**Task statement:** Check each line of the listing below for the word "infortuni" and say how many lines have it. Nothing else should be written.

**Records supplied:**
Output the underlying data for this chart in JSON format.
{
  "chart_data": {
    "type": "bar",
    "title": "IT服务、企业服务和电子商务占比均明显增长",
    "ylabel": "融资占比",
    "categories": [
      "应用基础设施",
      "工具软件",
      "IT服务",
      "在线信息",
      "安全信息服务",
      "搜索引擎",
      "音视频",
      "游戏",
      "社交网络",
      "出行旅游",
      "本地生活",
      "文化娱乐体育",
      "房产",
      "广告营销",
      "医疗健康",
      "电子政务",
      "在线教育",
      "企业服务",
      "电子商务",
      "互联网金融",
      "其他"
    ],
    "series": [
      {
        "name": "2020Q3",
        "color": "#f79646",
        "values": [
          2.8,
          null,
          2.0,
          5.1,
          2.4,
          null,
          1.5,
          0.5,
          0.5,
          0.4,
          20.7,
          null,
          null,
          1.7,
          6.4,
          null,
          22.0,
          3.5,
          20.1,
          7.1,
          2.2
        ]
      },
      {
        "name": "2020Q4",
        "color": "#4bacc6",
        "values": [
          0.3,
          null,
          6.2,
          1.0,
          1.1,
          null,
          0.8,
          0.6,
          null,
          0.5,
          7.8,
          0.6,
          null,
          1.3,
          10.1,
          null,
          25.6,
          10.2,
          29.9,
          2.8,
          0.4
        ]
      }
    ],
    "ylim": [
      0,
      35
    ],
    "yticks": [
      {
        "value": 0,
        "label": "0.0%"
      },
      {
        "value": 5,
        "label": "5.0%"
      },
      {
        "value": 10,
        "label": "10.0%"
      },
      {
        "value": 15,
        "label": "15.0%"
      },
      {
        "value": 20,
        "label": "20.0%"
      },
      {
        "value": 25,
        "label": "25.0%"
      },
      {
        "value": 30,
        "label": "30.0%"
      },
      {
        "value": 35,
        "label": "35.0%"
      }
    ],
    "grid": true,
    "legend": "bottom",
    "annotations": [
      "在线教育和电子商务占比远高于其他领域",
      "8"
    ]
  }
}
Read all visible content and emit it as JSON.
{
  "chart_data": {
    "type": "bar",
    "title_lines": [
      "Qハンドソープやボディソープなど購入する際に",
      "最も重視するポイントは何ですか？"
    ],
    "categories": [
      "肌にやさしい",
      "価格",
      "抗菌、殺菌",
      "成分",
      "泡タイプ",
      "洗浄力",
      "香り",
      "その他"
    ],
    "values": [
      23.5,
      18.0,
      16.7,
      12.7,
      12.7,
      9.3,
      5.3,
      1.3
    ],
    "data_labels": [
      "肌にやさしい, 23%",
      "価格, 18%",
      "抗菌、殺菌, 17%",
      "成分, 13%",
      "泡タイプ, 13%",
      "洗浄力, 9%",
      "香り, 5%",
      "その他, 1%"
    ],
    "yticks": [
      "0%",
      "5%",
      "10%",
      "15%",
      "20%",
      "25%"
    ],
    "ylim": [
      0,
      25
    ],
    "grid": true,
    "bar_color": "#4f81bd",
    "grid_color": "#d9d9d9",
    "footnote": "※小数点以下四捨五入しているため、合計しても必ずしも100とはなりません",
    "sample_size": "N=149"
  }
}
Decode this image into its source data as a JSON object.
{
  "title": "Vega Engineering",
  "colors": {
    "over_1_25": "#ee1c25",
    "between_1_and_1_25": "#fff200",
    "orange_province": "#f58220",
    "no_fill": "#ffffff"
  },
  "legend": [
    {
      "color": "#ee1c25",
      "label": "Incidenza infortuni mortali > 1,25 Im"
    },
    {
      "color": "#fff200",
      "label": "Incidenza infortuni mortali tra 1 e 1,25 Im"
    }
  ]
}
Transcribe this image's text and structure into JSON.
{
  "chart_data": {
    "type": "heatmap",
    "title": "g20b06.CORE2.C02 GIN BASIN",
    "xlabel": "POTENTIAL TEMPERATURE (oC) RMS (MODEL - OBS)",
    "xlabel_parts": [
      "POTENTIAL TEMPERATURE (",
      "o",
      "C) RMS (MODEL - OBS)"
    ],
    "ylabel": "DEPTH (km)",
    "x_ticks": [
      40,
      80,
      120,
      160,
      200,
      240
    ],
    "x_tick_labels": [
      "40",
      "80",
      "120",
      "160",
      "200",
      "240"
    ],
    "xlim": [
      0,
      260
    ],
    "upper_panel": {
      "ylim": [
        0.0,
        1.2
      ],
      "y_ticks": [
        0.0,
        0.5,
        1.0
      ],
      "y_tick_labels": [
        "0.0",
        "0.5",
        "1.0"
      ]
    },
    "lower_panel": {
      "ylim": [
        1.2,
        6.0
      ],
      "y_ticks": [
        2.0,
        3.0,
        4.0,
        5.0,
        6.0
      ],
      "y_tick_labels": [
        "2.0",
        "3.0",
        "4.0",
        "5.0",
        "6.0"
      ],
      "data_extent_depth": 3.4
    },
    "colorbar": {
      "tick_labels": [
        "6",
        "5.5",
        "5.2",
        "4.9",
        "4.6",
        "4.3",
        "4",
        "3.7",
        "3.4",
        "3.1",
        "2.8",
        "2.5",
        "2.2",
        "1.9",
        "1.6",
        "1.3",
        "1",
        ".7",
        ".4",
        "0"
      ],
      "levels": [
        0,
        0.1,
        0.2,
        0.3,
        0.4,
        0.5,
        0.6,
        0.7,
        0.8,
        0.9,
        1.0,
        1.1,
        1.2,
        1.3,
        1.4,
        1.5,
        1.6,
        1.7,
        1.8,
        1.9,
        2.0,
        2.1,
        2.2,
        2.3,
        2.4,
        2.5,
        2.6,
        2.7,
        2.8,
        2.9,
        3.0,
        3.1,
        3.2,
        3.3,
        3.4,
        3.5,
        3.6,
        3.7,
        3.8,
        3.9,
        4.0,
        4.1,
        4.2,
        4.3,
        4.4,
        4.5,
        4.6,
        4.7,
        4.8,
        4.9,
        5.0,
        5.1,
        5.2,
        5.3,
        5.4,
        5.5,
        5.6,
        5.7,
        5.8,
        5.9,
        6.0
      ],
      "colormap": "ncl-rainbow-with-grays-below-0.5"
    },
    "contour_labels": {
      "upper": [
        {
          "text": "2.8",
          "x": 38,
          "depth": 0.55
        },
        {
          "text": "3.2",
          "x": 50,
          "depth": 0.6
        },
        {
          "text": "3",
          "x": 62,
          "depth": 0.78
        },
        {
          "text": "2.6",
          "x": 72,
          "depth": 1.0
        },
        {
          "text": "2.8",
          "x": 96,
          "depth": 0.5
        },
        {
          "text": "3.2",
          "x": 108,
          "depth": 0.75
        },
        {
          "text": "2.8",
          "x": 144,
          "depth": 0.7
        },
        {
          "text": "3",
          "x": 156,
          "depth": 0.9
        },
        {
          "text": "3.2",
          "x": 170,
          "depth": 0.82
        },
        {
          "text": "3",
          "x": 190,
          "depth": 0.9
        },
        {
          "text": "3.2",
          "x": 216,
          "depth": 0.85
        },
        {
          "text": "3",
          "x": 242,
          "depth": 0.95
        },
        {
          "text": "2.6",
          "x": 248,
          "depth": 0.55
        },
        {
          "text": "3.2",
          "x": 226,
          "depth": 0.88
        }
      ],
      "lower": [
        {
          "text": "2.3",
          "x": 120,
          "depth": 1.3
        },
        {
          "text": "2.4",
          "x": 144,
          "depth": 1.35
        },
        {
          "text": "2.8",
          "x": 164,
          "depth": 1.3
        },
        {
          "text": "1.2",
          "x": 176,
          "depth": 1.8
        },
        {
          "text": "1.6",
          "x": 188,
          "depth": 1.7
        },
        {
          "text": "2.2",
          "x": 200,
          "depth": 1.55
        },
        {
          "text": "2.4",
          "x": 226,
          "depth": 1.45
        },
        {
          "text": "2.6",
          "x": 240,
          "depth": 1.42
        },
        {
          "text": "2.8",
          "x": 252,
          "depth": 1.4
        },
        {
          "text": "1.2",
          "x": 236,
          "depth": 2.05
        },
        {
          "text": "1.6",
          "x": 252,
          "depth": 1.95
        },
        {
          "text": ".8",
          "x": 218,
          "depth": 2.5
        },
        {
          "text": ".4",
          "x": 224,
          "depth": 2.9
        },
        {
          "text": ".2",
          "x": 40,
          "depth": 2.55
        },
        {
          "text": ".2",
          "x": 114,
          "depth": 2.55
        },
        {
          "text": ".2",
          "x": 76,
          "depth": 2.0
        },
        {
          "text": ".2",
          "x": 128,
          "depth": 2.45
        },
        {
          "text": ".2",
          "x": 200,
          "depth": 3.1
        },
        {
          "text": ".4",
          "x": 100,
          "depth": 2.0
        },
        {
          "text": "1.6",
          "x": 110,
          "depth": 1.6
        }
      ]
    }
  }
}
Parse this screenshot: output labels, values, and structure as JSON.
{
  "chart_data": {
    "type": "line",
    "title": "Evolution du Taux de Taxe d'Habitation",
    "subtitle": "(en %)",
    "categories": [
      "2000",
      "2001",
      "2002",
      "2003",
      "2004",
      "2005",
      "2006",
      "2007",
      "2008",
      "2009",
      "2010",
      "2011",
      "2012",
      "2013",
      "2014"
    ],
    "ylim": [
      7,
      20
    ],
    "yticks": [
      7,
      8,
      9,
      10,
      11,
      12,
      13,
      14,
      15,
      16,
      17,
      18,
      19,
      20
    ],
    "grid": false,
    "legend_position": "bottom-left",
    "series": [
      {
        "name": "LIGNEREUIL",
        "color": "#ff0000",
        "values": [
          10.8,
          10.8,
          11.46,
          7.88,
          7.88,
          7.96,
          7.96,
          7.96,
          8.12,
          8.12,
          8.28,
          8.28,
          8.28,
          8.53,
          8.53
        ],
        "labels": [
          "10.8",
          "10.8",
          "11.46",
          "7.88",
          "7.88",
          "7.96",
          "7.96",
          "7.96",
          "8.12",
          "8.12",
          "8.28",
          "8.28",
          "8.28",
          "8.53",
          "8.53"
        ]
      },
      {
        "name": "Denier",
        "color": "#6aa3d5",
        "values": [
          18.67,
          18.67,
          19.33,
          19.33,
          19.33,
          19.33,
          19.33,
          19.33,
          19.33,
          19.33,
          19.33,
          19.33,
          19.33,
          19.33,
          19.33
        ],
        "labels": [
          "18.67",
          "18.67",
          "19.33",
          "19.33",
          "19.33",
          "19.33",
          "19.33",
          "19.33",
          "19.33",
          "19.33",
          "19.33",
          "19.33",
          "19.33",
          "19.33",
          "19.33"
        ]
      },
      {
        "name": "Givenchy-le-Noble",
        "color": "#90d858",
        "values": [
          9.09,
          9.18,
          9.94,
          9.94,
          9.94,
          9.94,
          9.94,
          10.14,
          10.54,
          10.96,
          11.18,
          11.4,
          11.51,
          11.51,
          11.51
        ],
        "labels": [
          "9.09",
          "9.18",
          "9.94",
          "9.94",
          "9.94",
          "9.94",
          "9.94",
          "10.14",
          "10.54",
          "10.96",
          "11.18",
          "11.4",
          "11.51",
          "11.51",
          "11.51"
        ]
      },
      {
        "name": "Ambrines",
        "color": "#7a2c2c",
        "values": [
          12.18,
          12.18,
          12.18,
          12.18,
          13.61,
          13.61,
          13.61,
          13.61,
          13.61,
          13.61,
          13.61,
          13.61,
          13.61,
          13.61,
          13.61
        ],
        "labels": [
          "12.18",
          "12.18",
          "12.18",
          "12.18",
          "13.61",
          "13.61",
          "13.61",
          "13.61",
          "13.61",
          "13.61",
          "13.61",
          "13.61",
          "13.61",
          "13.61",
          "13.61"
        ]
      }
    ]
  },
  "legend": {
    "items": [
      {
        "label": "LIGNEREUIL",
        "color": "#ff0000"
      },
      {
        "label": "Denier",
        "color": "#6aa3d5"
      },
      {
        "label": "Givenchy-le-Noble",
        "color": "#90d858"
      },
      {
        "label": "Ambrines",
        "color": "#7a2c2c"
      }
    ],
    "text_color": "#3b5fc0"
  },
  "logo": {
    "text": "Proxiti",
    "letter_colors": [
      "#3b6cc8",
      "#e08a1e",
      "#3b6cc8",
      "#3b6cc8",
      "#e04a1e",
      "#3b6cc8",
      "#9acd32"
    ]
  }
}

**Written response:** 2